**** THE INPUT ****

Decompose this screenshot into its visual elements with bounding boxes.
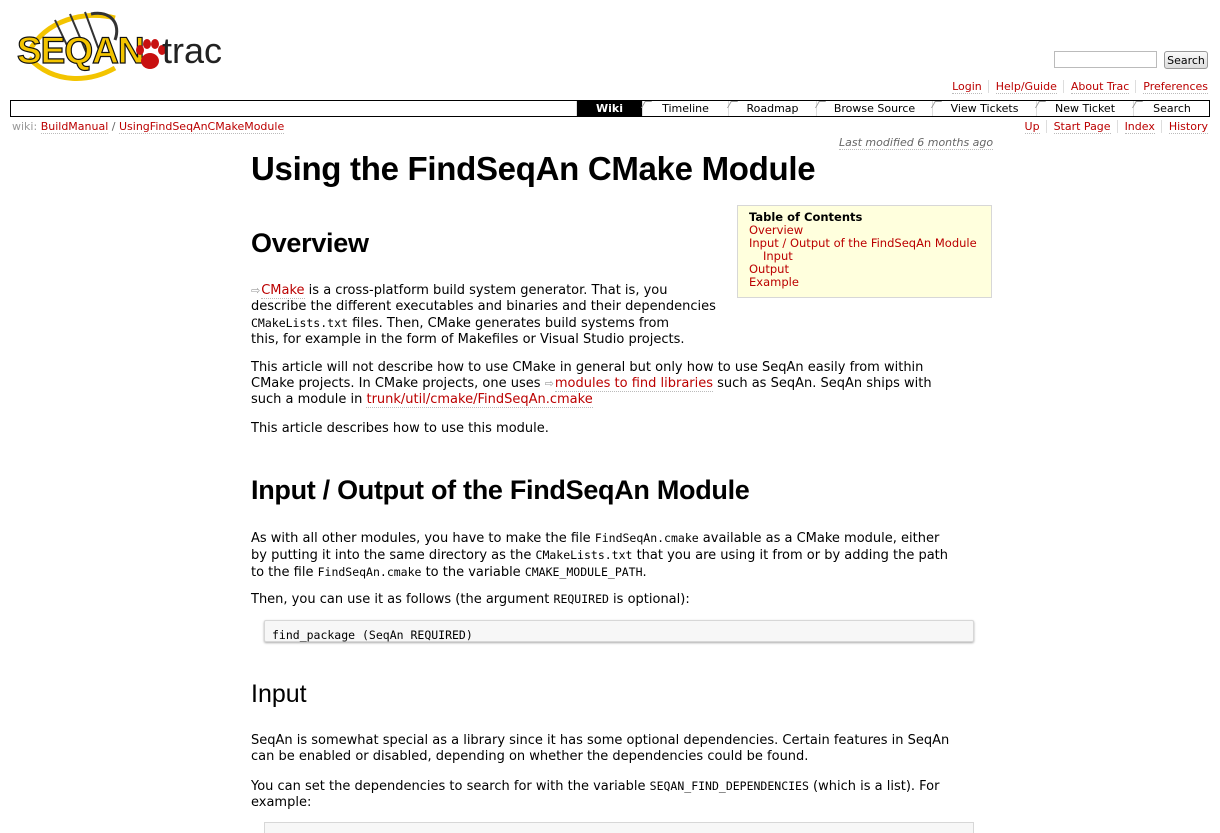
external-link-icon: ⇨ [251, 284, 261, 297]
text: SeqAn is somewhat special as a library s… [251, 733, 950, 748]
about-trac-link[interactable]: About Trac [1070, 80, 1130, 94]
text: You can set the dependencies to search f… [251, 779, 650, 794]
cmake-link[interactable]: CMake [261, 283, 305, 299]
logo-seqan-text: SEQAN [16, 29, 145, 71]
text: such as SeqAn. SeqAn ships with [713, 376, 932, 391]
io-paragraph-1: As with all other modules, you have to m… [251, 530, 1011, 581]
code-block-partial [264, 822, 974, 833]
inline-code: CMakeLists.txt [535, 548, 633, 562]
main-navigation: Wiki Timeline Roadmap Browse Source View… [10, 100, 1210, 117]
text: example: [251, 795, 312, 810]
text: available as a CMake module, either [698, 531, 940, 546]
toc-item-example[interactable]: Example [749, 276, 985, 289]
external-link-icon: ⇨ [544, 377, 554, 390]
overview-paragraph-2: This article will not describe how to us… [251, 360, 1011, 408]
inline-code: CMAKE_MODULE_PATH [524, 565, 643, 579]
text: Then, you can use it as follows (the arg… [251, 592, 554, 607]
overview-paragraph-1: ⇨CMake is a cross-platform build system … [251, 283, 731, 348]
io-paragraph-2: Then, you can use it as follows (the arg… [251, 591, 690, 608]
text: . [642, 565, 647, 580]
seqan-trac-logo[interactable]: SEQAN trac [15, 10, 230, 82]
text: to the variable [421, 565, 525, 580]
breadcrumb-label: wiki: [12, 120, 38, 133]
table-of-contents: Table of Contents Overview Input / Outpu… [737, 205, 992, 298]
findseqan-source-link[interactable]: trunk/util/cmake/FindSeqAn.cmake [366, 392, 593, 408]
help-guide-link[interactable]: Help/Guide [995, 80, 1057, 94]
tab-wiki[interactable]: Wiki [576, 101, 642, 116]
breadcrumb-separator: / [111, 120, 116, 133]
history-link[interactable]: History [1168, 120, 1208, 134]
text: by putting it into the same directory as… [251, 548, 536, 563]
tab-timeline[interactable]: Timeline [642, 101, 728, 116]
inline-code: CMakeLists.txt [251, 316, 348, 330]
text: CMake projects. In CMake projects, one u… [251, 376, 545, 391]
text: that you are using it from or by adding … [632, 548, 949, 563]
text: As with all other modules, you have to m… [251, 531, 595, 546]
inline-code: SEQAN_FIND_DEPENDENCIES [649, 779, 809, 793]
text: files. Then, CMake generates build syste… [347, 316, 670, 331]
search-input[interactable] [1054, 51, 1157, 68]
heading-input-output: Input / Output of the FindSeqAn Module [251, 475, 750, 505]
tab-roadmap[interactable]: Roadmap [728, 101, 816, 116]
tab-browse-source[interactable]: Browse Source [816, 101, 932, 116]
page-title: Using the FindSeqAn CMake Module [251, 150, 816, 187]
breadcrumb-current-page[interactable]: UsingFindSeqAnCMakeModule [119, 120, 285, 134]
logo-trac-text: trac [162, 30, 223, 71]
input-paragraph-2: You can set the dependencies to search f… [251, 778, 1011, 811]
breadcrumb: wiki: BuildManual / UsingFindSeqAnCMakeM… [12, 120, 285, 134]
heading-overview: Overview [251, 228, 369, 258]
input-paragraph-1: SeqAn is somewhat special as a library s… [251, 733, 1011, 765]
text: to the file [251, 565, 318, 580]
text: this, for example in the form of Makefil… [251, 332, 685, 347]
tab-search[interactable]: Search [1133, 101, 1210, 116]
tab-new-ticket[interactable]: New Ticket [1036, 101, 1133, 116]
overview-paragraph-3: This article describes how to use this m… [251, 421, 549, 436]
start-page-link[interactable]: Start Page [1053, 120, 1111, 134]
up-link[interactable]: Up [1024, 120, 1040, 134]
modules-link[interactable]: modules to find libraries [554, 376, 714, 392]
index-link[interactable]: Index [1124, 120, 1155, 134]
text: is optional): [608, 592, 690, 607]
heading-input: Input [251, 680, 307, 708]
inline-code: FindSeqAn.cmake [317, 565, 422, 579]
text: describe the different executables and b… [251, 299, 716, 314]
inline-code: FindSeqAn.cmake [594, 531, 699, 545]
context-navigation: Up Start Page Index History [1018, 120, 1208, 134]
text: can be enabled or disabled, depending on… [251, 749, 809, 764]
inline-code: REQUIRED [553, 592, 609, 606]
preferences-link[interactable]: Preferences [1143, 80, 1208, 94]
last-modified-text: Last modified 6 months ago [839, 136, 994, 150]
text: such a module in [251, 392, 367, 407]
code-block-text: find_package (SeqAn REQUIRED) [272, 628, 473, 642]
text: is a cross-platform build system generat… [304, 283, 668, 298]
tab-view-tickets[interactable]: View Tickets [932, 101, 1036, 116]
code-block: find_package (SeqAn REQUIRED) [264, 620, 974, 642]
search-button[interactable]: Search [1164, 51, 1208, 69]
breadcrumb-buildmanual[interactable]: BuildManual [40, 120, 109, 134]
meta-navigation: Login Help/Guide About Trac Preferences [945, 80, 1208, 94]
text: This article will not describe how to us… [251, 360, 924, 375]
text: (which is a list). For [808, 779, 940, 794]
last-modified: Last modified 6 months ago [839, 136, 994, 150]
login-link[interactable]: Login [952, 80, 982, 94]
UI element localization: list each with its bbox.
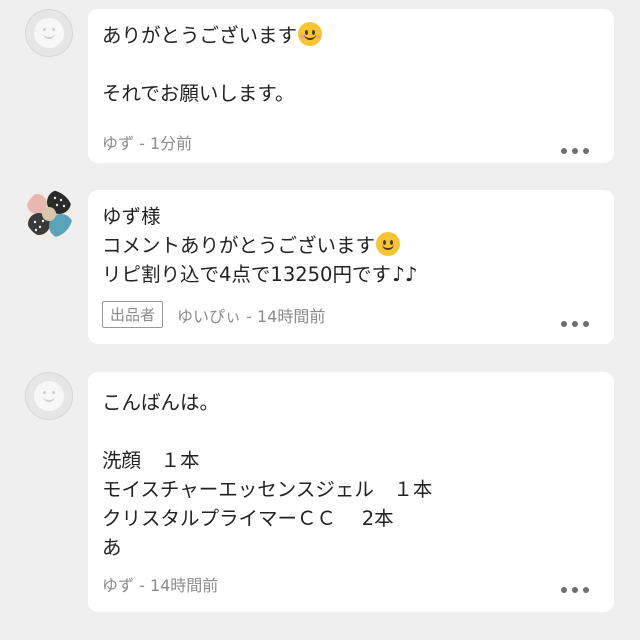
comment-text: クリスタルプライマーＣＣ 2本 <box>102 507 394 530</box>
comment-author-time: ゆず - 1分前 <box>102 134 193 153</box>
slightly-smiling-face-icon <box>376 232 401 256</box>
comment-card: ありがとうございます それでお願いします。 ゆず - 1分前 <box>88 9 614 163</box>
seller-badge: 出品者 <box>102 301 164 328</box>
comment-text: コメントありがとうございます <box>102 231 600 260</box>
default-avatar-face-icon <box>34 18 64 48</box>
comment-author-time: ゆいぴぃ - 14時間前 <box>177 306 326 326</box>
comment-text: あ <box>102 536 122 559</box>
musical-notes-icon: ♪♪ <box>391 262 418 286</box>
comment-text: ありがとうございます <box>102 21 600 50</box>
comment-meta: ゆず - 14時間前 <box>102 572 218 596</box>
comment-text: ゆず様 <box>102 205 161 228</box>
more-horizontal-icon[interactable] <box>561 586 589 594</box>
comment-meta: ゆず - 1分前 <box>102 130 192 154</box>
comment-card: ゆず様 コメントありがとうございます リピ割り込で4点で13250円です♪♪ 出… <box>88 190 614 344</box>
more-horizontal-icon[interactable] <box>561 147 589 155</box>
comment-meta: 出品者 ゆいぴぃ - 14時間前 <box>102 301 325 328</box>
seller-avatar-image <box>25 190 73 238</box>
comment-text: こんばんは。 <box>102 391 220 414</box>
comment-card: こんばんは。 洗顔 １本 モイスチャーエッセンスジェル １本 クリスタルプライマ… <box>88 372 614 612</box>
comment-text: それでお願いします。 <box>102 82 295 105</box>
more-horizontal-icon[interactable] <box>561 320 589 328</box>
default-avatar[interactable] <box>25 9 73 57</box>
comment-text-blank <box>102 417 600 446</box>
seller-avatar[interactable] <box>25 190 73 238</box>
comment-text-blank <box>102 50 600 79</box>
comment-text: リピ割り込で4点で13250円です♪♪ <box>102 262 418 286</box>
comment-text: モイスチャーエッセンスジェル １本 <box>102 478 433 501</box>
comment-text: 洗顔 １本 <box>102 449 200 472</box>
comment-author-time: ゆず - 14時間前 <box>102 576 219 595</box>
smiling-face-icon <box>298 22 323 46</box>
default-avatar[interactable] <box>25 372 73 420</box>
default-avatar-face-icon <box>34 381 64 411</box>
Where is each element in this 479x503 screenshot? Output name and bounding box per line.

****

## AIM OF THE EXERCISE
Swap "inline-code" for "code-span" everywhere in the entries above and write them out again with no other changes. Leave the pictures out.

## RESPONSE TO THE EXERCISE
Decompose this screenshot into its visual elements with bounding boxes.
external-link-icon: ⇨ [251, 284, 261, 297]
text: SeqAn is somewhat special as a library s… [251, 733, 950, 748]
about-trac-link[interactable]: About Trac [1070, 80, 1130, 94]
text: You can set the dependencies to search f… [251, 779, 650, 794]
cmake-link[interactable]: CMake [261, 283, 305, 299]
logo-seqan-text: SEQAN [16, 29, 145, 71]
text: such as SeqAn. SeqAn ships with [713, 376, 932, 391]
io-paragraph-1: As with all other modules, you have to m… [251, 530, 1011, 581]
code-block-partial [264, 822, 974, 833]
code-span: CMakeLists.txt [535, 548, 633, 562]
main-navigation: Wiki Timeline Roadmap Browse Source View… [10, 100, 1210, 117]
text: example: [251, 795, 312, 810]
text: available as a CMake module, either [698, 531, 940, 546]
toc-item-example[interactable]: Example [749, 276, 985, 289]
external-link-icon: ⇨ [544, 377, 554, 390]
overview-paragraph-2: This article will not describe how to us… [251, 360, 1011, 408]
code-span: CMAKE_MODULE_PATH [524, 565, 643, 579]
text: Then, you can use it as follows (the arg… [251, 592, 554, 607]
overview-paragraph-1: ⇨CMake is a cross-platform build system … [251, 283, 731, 348]
io-paragraph-2: Then, you can use it as follows (the arg… [251, 591, 690, 608]
text: . [642, 565, 647, 580]
seqan-trac-logo[interactable]: SEQAN trac [15, 10, 230, 82]
text: to the variable [421, 565, 525, 580]
breadcrumb-label: wiki: [12, 120, 38, 133]
table-of-contents: Table of Contents Overview Input / Outpu… [737, 205, 992, 298]
findseqan-source-link[interactable]: trunk/util/cmake/FindSeqAn.cmake [366, 392, 593, 408]
help-guide-link[interactable]: Help/Guide [995, 80, 1057, 94]
tab-wiki[interactable]: Wiki [576, 101, 642, 116]
breadcrumb-separator: / [111, 120, 116, 133]
history-link[interactable]: History [1168, 120, 1208, 134]
text: by putting it into the same directory as… [251, 548, 536, 563]
tab-timeline[interactable]: Timeline [642, 101, 728, 116]
code-span: CMakeLists.txt [251, 316, 348, 330]
text: CMake projects. In CMake projects, one u… [251, 376, 545, 391]
text: that you are using it from or by adding … [632, 548, 949, 563]
text: As with all other modules, you have to m… [251, 531, 595, 546]
code-span: SEQAN_FIND_DEPENDENCIES [649, 779, 809, 793]
text: files. Then, CMake generates build syste… [347, 316, 670, 331]
search-input[interactable] [1054, 51, 1157, 68]
heading-input-output: Input / Output of the FindSeqAn Module [251, 475, 750, 505]
tab-roadmap[interactable]: Roadmap [728, 101, 816, 116]
tab-browse-source[interactable]: Browse Source [816, 101, 932, 116]
page-title: Using the FindSeqAn CMake Module [251, 150, 816, 187]
breadcrumb-current-page[interactable]: UsingFindSeqAnCMakeModule [119, 120, 285, 134]
logo-trac-text: trac [162, 30, 223, 71]
input-paragraph-2: You can set the dependencies to search f… [251, 778, 1011, 811]
breadcrumb: wiki: BuildManual / UsingFindSeqAnCMakeM… [12, 120, 285, 134]
heading-overview: Overview [251, 228, 369, 258]
input-paragraph-1: SeqAn is somewhat special as a library s… [251, 733, 1011, 765]
text: to the file [251, 565, 318, 580]
text: this, for example in the form of Makefil… [251, 332, 685, 347]
tab-search[interactable]: Search [1133, 101, 1210, 116]
tab-new-ticket[interactable]: New Ticket [1036, 101, 1133, 116]
overview-paragraph-3: This article describes how to use this m… [251, 421, 549, 436]
start-page-link[interactable]: Start Page [1053, 120, 1111, 134]
up-link[interactable]: Up [1024, 120, 1040, 134]
modules-link[interactable]: modules to find libraries [554, 376, 714, 392]
index-link[interactable]: Index [1124, 120, 1155, 134]
text: is optional): [608, 592, 690, 607]
heading-input: Input [251, 680, 307, 708]
code-span: FindSeqAn.cmake [317, 565, 422, 579]
text: describe the different executables and b… [251, 299, 716, 314]
code-span: FindSeqAn.cmake [594, 531, 699, 545]
context-navigation: Up Start Page Index History [1018, 120, 1208, 134]
text: can be enabled or disabled, depending on… [251, 749, 809, 764]
code-span: REQUIRED [553, 592, 609, 606]
preferences-link[interactable]: Preferences [1143, 80, 1208, 94]
last-modified-text: Last modified 6 months ago [839, 136, 994, 150]
text: such a module in [251, 392, 367, 407]
code-block-text: find_package (SeqAn REQUIRED) [272, 628, 473, 642]
text: is a cross-platform build system generat… [304, 283, 668, 298]
tab-view-tickets[interactable]: View Tickets [932, 101, 1036, 116]
code-block: find_package (SeqAn REQUIRED) [264, 620, 974, 642]
search-button[interactable]: Search [1164, 51, 1208, 69]
breadcrumb-buildmanual[interactable]: BuildManual [40, 120, 109, 134]
meta-navigation: Login Help/Guide About Trac Preferences [945, 80, 1208, 94]
text: This article will not describe how to us… [251, 360, 924, 375]
text: (which is a list). For [808, 779, 940, 794]
last-modified: Last modified 6 months ago [839, 136, 994, 150]
login-link[interactable]: Login [952, 80, 982, 94]
UI element localization: list each with its bbox.
comment-text: クリスタルプライマーＣＣ 2本 <box>102 507 394 530</box>
comment-author-time: ゆず - 1分前 <box>102 134 193 153</box>
slightly-smiling-face-icon <box>376 232 401 256</box>
comment-card: ありがとうございます それでお願いします。 ゆず - 1分前 <box>88 9 614 163</box>
seller-badge: 出品者 <box>102 301 164 328</box>
comment-text: コメントありがとうございます <box>102 231 600 260</box>
default-avatar-face-icon <box>34 18 64 48</box>
comment-author-time: ゆいぴぃ - 14時間前 <box>177 306 326 326</box>
comment-text: あ <box>102 536 122 559</box>
musical-notes-icon: ♪♪ <box>391 262 418 286</box>
comment-text: ありがとうございます <box>102 21 600 50</box>
comment-meta: ゆず - 14時間前 <box>102 572 218 596</box>
comment-text: ゆず様 <box>102 205 161 228</box>
more-horizontal-icon[interactable] <box>561 586 589 594</box>
comment-meta: ゆず - 1分前 <box>102 130 192 154</box>
comment-card: ゆず様 コメントありがとうございます リピ割り込で4点で13250円です♪♪ 出… <box>88 190 614 344</box>
more-horizontal-icon[interactable] <box>561 147 589 155</box>
comment-meta: 出品者 ゆいぴぃ - 14時間前 <box>102 301 325 328</box>
seller-avatar-image <box>25 190 73 238</box>
comment-text: こんばんは。 <box>102 391 220 414</box>
comment-card: こんばんは。 洗顔 １本 モイスチャーエッセンスジェル １本 クリスタルプライマ… <box>88 372 614 612</box>
comment-text: それでお願いします。 <box>102 82 295 105</box>
more-horizontal-icon[interactable] <box>561 320 589 328</box>
default-avatar[interactable] <box>25 9 73 57</box>
comment-text-blank <box>102 417 600 446</box>
seller-avatar[interactable] <box>25 190 73 238</box>
comment-text-blank <box>102 50 600 79</box>
comment-text: リピ割り込で4点で13250円です♪♪ <box>102 262 418 286</box>
comment-text: モイスチャーエッセンスジェル １本 <box>102 478 433 501</box>
comment-text: 洗顔 １本 <box>102 449 200 472</box>
comment-author-time: ゆず - 14時間前 <box>102 576 219 595</box>
smiling-face-icon <box>298 22 323 46</box>
default-avatar[interactable] <box>25 372 73 420</box>
default-avatar-face-icon <box>34 381 64 411</box>
Where is each element in this 479x503 screenshot? Output name and bounding box per line.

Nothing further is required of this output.